#### Written problem
Write out every line of the material below, keeping each one the same as it appears.

____

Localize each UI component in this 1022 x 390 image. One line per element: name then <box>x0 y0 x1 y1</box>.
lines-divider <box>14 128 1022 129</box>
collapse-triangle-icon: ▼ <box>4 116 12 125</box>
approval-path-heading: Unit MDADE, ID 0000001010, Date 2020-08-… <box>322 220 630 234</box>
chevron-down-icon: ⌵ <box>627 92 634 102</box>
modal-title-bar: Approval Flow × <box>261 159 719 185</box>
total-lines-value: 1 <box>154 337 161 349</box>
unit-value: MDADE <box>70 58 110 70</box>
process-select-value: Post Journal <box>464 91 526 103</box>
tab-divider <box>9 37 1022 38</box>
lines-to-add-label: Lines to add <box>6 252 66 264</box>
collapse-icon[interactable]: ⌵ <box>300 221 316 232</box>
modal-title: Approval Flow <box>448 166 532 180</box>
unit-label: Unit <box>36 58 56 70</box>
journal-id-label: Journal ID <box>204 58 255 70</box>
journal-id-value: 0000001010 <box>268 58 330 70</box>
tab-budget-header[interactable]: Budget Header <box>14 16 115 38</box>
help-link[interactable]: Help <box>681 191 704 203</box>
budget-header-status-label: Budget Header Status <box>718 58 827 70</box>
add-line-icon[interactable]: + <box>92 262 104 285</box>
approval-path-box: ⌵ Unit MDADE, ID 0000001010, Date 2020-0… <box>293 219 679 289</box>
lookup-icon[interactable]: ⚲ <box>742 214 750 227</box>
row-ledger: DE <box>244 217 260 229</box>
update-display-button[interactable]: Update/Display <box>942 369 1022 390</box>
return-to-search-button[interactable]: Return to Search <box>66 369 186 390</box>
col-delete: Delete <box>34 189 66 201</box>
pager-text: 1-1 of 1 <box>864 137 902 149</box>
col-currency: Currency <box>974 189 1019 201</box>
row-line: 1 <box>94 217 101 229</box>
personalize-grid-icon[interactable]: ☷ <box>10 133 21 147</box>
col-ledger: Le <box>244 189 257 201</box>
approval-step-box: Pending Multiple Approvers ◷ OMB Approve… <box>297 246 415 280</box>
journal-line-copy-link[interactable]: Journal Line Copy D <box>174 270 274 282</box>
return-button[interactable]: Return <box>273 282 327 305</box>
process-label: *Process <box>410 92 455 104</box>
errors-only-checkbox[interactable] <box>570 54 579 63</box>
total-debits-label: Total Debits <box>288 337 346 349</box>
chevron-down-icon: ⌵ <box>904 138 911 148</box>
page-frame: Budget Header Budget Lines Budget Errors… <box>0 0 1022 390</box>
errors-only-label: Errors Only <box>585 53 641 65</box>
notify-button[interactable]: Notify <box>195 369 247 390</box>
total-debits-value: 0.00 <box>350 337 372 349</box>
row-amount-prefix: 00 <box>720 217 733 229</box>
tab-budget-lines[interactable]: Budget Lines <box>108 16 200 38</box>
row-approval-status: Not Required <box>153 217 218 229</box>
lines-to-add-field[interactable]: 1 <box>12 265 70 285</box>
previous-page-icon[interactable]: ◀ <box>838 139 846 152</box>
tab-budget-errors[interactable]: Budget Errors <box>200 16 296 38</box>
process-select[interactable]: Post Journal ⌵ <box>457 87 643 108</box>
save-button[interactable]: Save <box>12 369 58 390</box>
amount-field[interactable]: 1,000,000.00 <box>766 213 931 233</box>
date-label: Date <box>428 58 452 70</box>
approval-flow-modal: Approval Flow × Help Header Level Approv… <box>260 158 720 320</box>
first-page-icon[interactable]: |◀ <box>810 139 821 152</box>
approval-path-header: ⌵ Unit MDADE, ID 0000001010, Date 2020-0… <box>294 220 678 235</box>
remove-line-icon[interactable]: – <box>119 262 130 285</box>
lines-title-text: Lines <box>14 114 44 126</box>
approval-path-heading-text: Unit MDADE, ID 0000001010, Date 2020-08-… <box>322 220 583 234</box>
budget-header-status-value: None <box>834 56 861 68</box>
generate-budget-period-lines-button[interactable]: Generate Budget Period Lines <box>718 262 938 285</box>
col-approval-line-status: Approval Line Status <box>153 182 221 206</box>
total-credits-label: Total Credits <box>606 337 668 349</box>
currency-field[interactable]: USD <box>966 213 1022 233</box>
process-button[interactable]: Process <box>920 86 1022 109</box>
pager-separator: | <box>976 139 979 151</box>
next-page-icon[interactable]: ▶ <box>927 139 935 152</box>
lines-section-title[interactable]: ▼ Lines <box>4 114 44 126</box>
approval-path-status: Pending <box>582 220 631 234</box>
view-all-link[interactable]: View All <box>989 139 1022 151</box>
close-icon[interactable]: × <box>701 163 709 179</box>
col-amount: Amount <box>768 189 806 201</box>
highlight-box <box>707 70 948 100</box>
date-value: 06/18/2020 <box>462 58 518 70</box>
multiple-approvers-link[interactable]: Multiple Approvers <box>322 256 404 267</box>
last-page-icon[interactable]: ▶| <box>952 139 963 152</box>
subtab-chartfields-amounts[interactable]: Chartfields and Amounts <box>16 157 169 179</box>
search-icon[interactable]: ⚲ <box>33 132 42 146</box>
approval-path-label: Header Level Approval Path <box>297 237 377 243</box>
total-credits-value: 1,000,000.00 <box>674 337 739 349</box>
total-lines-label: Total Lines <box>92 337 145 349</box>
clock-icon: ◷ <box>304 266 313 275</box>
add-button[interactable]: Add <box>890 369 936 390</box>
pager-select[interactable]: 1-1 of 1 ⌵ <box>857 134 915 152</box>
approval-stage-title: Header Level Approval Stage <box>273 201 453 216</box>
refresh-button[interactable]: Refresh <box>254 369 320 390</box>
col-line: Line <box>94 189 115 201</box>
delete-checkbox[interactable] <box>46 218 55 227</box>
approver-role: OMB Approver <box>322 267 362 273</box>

____

#### Complete output
Localize each UI component in this 1022 x 390 image. One line per element: name then <box>x0 y0 x1 y1</box>.
lines-divider <box>14 128 1022 129</box>
collapse-triangle-icon: ▼ <box>4 116 12 125</box>
approval-path-heading: Unit MDADE, ID 0000001010, Date 2020-08-… <box>322 220 630 234</box>
chevron-down-icon: ⌵ <box>627 92 634 102</box>
modal-title-bar: Approval Flow × <box>261 159 719 185</box>
total-lines-value: 1 <box>154 337 161 349</box>
unit-value: MDADE <box>70 58 110 70</box>
process-select-value: Post Journal <box>464 91 526 103</box>
tab-divider <box>9 37 1022 38</box>
lines-to-add-label: Lines to add <box>6 252 66 264</box>
collapse-icon[interactable]: ⌵ <box>300 221 316 232</box>
modal-title: Approval Flow <box>448 166 532 180</box>
unit-label: Unit <box>36 58 56 70</box>
journal-id-label: Journal ID <box>204 58 255 70</box>
journal-id-value: 0000001010 <box>268 58 330 70</box>
tab-budget-header[interactable]: Budget Header <box>14 16 115 38</box>
help-link[interactable]: Help <box>681 191 704 203</box>
budget-header-status-label: Budget Header Status <box>718 58 827 70</box>
add-line-icon[interactable]: + <box>92 262 104 285</box>
approval-path-box: ⌵ Unit MDADE, ID 0000001010, Date 2020-0… <box>293 219 679 289</box>
lookup-icon[interactable]: ⚲ <box>742 214 750 227</box>
row-ledger: DE <box>244 217 260 229</box>
update-display-button[interactable]: Update/Display <box>942 369 1022 390</box>
return-to-search-button[interactable]: Return to Search <box>66 369 186 390</box>
col-delete: Delete <box>34 189 66 201</box>
pager-text: 1-1 of 1 <box>864 137 902 149</box>
col-currency: Currency <box>974 189 1019 201</box>
row-line: 1 <box>94 217 101 229</box>
personalize-grid-icon[interactable]: ☷ <box>10 133 21 147</box>
col-ledger: Le <box>244 189 257 201</box>
approval-step-box: Pending Multiple Approvers ◷ OMB Approve… <box>297 246 415 280</box>
journal-line-copy-link[interactable]: Journal Line Copy D <box>174 270 274 282</box>
return-button[interactable]: Return <box>273 282 327 305</box>
process-label: *Process <box>410 92 455 104</box>
errors-only-checkbox[interactable] <box>570 54 579 63</box>
total-debits-label: Total Debits <box>288 337 346 349</box>
chevron-down-icon: ⌵ <box>904 138 911 148</box>
page-frame: Budget Header Budget Lines Budget Errors… <box>0 0 1022 390</box>
errors-only-label: Errors Only <box>585 53 641 65</box>
notify-button[interactable]: Notify <box>195 369 247 390</box>
total-debits-value: 0.00 <box>350 337 372 349</box>
row-amount-prefix: 00 <box>720 217 733 229</box>
tab-budget-lines[interactable]: Budget Lines <box>108 16 200 38</box>
row-approval-status: Not Required <box>153 217 218 229</box>
lines-to-add-field[interactable]: 1 <box>12 265 70 285</box>
previous-page-icon[interactable]: ◀ <box>838 139 846 152</box>
tab-budget-errors[interactable]: Budget Errors <box>200 16 296 38</box>
process-select[interactable]: Post Journal ⌵ <box>457 87 643 108</box>
save-button[interactable]: Save <box>12 369 58 390</box>
amount-field[interactable]: 1,000,000.00 <box>766 213 931 233</box>
date-label: Date <box>428 58 452 70</box>
approval-flow-modal: Approval Flow × Help Header Level Approv… <box>260 158 720 320</box>
first-page-icon[interactable]: |◀ <box>810 139 821 152</box>
approval-path-header: ⌵ Unit MDADE, ID 0000001010, Date 2020-0… <box>294 220 678 235</box>
remove-line-icon[interactable]: – <box>119 262 130 285</box>
lines-title-text: Lines <box>14 114 44 126</box>
approval-path-heading-text: Unit MDADE, ID 0000001010, Date 2020-08-… <box>322 220 583 234</box>
budget-header-status-value: None <box>834 56 861 68</box>
generate-budget-period-lines-button[interactable]: Generate Budget Period Lines <box>718 262 938 285</box>
col-approval-line-status: Approval Line Status <box>153 182 221 206</box>
total-credits-label: Total Credits <box>606 337 668 349</box>
currency-field[interactable]: USD <box>966 213 1022 233</box>
process-button[interactable]: Process <box>920 86 1022 109</box>
pager-separator: | <box>976 139 979 151</box>
next-page-icon[interactable]: ▶ <box>927 139 935 152</box>
lines-section-title[interactable]: ▼ Lines <box>4 114 44 126</box>
approval-path-status: Pending <box>582 220 631 234</box>
view-all-link[interactable]: View All <box>989 139 1022 151</box>
close-icon[interactable]: × <box>701 163 709 179</box>
col-amount: Amount <box>768 189 806 201</box>
highlight-box <box>707 70 948 100</box>
date-value: 06/18/2020 <box>462 58 518 70</box>
multiple-approvers-link[interactable]: Multiple Approvers <box>322 256 404 267</box>
last-page-icon[interactable]: ▶| <box>952 139 963 152</box>
subtab-chartfields-amounts[interactable]: Chartfields and Amounts <box>16 157 169 179</box>
search-icon[interactable]: ⚲ <box>33 132 42 146</box>
approval-path-label: Header Level Approval Path <box>297 237 377 243</box>
total-credits-value: 1,000,000.00 <box>674 337 739 349</box>
total-lines-label: Total Lines <box>92 337 145 349</box>
clock-icon: ◷ <box>304 266 313 275</box>
add-button[interactable]: Add <box>890 369 936 390</box>
pager-select[interactable]: 1-1 of 1 ⌵ <box>857 134 915 152</box>
approval-stage-title: Header Level Approval Stage <box>273 201 453 216</box>
refresh-button[interactable]: Refresh <box>254 369 320 390</box>
col-line: Line <box>94 189 115 201</box>
delete-checkbox[interactable] <box>46 218 55 227</box>
approver-role: OMB Approver <box>322 267 362 273</box>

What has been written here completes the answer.